— DATA ROWS —
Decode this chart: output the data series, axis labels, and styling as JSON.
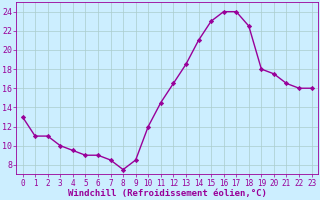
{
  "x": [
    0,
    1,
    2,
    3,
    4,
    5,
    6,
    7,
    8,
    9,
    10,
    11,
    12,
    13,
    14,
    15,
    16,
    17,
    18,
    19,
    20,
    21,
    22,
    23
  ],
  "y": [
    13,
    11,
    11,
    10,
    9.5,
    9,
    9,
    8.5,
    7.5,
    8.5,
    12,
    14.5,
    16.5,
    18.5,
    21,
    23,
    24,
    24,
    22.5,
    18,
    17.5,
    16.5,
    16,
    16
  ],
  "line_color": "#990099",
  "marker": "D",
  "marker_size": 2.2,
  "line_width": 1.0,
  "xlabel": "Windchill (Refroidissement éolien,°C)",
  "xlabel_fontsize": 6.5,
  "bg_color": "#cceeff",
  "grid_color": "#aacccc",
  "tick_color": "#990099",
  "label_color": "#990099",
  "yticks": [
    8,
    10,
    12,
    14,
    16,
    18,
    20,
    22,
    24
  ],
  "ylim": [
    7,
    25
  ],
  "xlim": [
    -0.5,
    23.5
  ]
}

— TASK REQUIREMENTS —
Leave the pictures out and reproduce all of the records exactly.

— EXERCISE SOLUTION —
Decode this chart: output the data series, axis labels, and styling as JSON.
{
  "x": [
    0,
    1,
    2,
    3,
    4,
    5,
    6,
    7,
    8,
    9,
    10,
    11,
    12,
    13,
    14,
    15,
    16,
    17,
    18,
    19,
    20,
    21,
    22,
    23
  ],
  "y": [
    13,
    11,
    11,
    10,
    9.5,
    9,
    9,
    8.5,
    7.5,
    8.5,
    12,
    14.5,
    16.5,
    18.5,
    21,
    23,
    24,
    24,
    22.5,
    18,
    17.5,
    16.5,
    16,
    16
  ],
  "line_color": "#990099",
  "marker": "D",
  "marker_size": 2.2,
  "line_width": 1.0,
  "xlabel": "Windchill (Refroidissement éolien,°C)",
  "xlabel_fontsize": 6.5,
  "bg_color": "#cceeff",
  "grid_color": "#aacccc",
  "tick_color": "#990099",
  "label_color": "#990099",
  "yticks": [
    8,
    10,
    12,
    14,
    16,
    18,
    20,
    22,
    24
  ],
  "ylim": [
    7,
    25
  ],
  "xlim": [
    -0.5,
    23.5
  ]
}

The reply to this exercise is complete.